» The request: Take each line that has the word "plus" and return it.

═════ Exercise materials ═════

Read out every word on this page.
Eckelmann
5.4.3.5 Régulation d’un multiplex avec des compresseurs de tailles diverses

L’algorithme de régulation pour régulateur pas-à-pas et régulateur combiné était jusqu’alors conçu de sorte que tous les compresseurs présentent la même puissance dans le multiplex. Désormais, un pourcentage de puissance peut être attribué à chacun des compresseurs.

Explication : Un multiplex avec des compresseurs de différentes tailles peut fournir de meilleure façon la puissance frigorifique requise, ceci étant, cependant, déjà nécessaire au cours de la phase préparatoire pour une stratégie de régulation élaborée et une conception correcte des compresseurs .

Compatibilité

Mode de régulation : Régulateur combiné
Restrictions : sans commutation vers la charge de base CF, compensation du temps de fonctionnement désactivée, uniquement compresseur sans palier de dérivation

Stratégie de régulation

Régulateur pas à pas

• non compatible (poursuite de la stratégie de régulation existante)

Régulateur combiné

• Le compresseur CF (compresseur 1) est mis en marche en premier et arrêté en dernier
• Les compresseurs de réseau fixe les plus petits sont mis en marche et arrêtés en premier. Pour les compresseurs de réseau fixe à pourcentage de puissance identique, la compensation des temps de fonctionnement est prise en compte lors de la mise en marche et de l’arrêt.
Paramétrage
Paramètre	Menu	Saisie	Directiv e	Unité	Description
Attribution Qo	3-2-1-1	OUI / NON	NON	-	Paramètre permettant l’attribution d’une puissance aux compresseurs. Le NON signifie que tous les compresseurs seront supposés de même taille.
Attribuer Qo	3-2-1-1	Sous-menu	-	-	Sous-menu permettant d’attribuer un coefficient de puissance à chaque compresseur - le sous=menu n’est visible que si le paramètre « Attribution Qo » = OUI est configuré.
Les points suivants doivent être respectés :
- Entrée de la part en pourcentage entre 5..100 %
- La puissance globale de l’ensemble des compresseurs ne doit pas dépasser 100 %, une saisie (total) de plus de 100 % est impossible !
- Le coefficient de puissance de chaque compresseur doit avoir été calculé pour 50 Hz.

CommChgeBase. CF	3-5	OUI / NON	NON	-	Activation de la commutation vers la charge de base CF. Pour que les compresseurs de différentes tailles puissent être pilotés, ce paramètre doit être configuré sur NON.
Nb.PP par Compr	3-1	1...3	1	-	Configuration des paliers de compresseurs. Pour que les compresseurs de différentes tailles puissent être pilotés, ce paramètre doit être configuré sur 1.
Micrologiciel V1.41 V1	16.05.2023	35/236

═════
═════ Exercise materials ═════

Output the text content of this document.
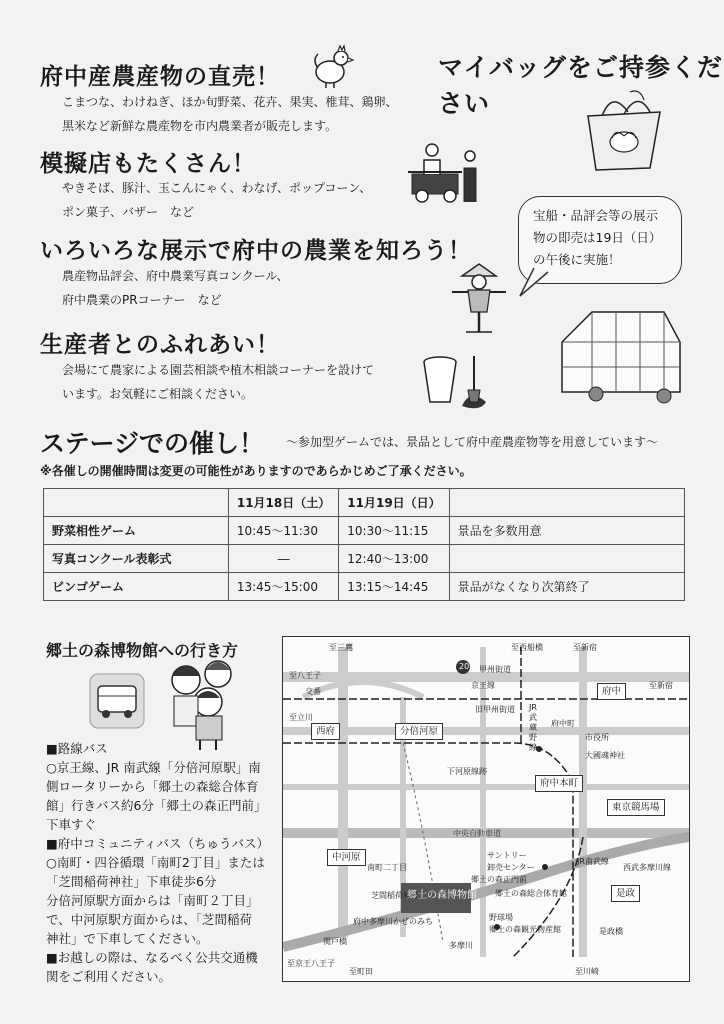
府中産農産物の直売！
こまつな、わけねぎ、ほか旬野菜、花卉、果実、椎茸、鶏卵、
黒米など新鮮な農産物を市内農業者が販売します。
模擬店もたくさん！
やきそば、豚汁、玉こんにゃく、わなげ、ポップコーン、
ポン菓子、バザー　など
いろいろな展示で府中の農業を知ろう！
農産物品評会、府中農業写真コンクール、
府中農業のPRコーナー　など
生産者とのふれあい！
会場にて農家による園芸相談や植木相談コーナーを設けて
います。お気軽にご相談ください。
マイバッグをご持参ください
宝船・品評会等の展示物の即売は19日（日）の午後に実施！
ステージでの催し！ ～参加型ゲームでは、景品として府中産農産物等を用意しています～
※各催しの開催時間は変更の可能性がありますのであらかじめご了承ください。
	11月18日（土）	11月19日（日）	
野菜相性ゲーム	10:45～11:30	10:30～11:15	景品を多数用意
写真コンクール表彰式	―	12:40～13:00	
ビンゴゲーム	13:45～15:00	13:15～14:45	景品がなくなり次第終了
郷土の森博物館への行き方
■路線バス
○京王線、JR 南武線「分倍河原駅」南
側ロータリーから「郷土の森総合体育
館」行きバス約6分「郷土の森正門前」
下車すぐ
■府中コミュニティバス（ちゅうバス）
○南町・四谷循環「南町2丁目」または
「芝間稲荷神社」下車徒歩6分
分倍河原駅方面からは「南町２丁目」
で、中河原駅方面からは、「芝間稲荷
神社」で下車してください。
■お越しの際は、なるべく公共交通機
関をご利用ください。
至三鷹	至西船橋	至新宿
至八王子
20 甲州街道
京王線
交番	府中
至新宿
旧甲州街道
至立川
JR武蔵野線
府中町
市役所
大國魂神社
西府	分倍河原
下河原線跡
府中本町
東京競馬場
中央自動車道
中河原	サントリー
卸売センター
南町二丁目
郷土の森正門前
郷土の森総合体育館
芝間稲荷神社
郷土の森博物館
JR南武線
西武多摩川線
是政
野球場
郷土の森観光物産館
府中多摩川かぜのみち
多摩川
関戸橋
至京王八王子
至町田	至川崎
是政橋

═════
═════ Exercise materials ═════

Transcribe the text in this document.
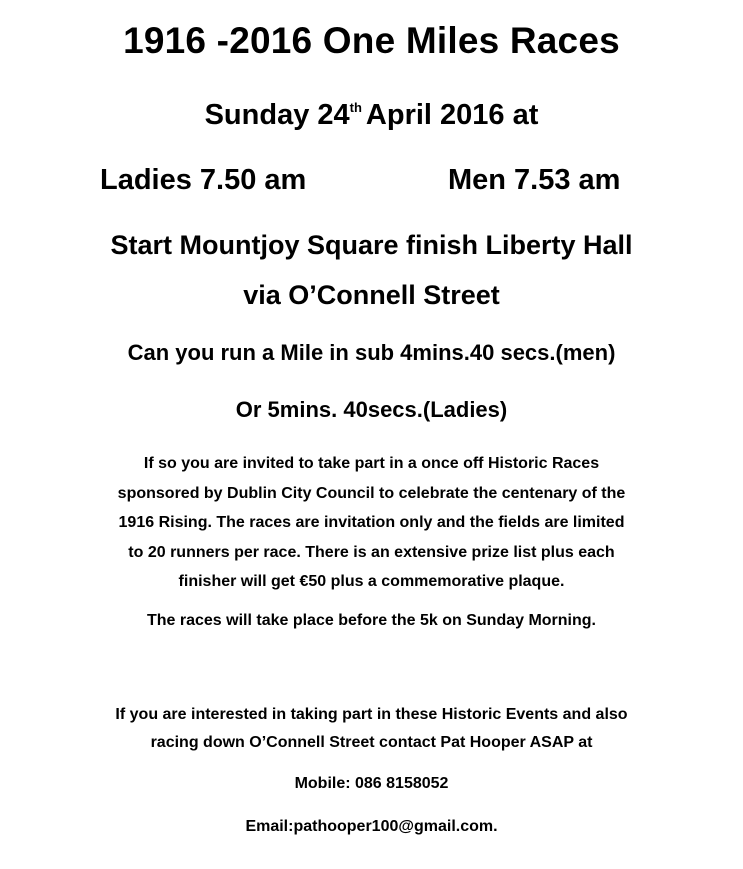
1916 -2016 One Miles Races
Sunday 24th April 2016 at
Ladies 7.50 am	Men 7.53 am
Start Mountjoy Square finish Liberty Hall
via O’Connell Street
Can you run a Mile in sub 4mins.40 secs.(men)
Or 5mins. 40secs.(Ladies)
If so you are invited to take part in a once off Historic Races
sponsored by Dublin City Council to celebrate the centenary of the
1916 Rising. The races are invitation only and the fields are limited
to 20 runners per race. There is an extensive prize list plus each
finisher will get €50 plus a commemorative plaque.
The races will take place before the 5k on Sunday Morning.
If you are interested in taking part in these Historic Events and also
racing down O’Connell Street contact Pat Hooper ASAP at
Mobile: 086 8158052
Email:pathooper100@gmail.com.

═════

» Final result:
• Les compresseurs de réseau fixe les plus petits sont mis en marche et arrêtés en premier. Pour les compresseurs de réseau fixe à pourcentage de puissance identique, la compensation des temps de fonctionnement est prise en compte lors de la mise en marche et de l’arrêt.
- La puissance globale de l’ensemble des compresseurs ne doit pas dépasser 100 %, une saisie (total) de plus de 100 % est impossible !
to 20 runners per race. There is an extensive prize list plus each
finisher will get €50 plus a commemorative plaque.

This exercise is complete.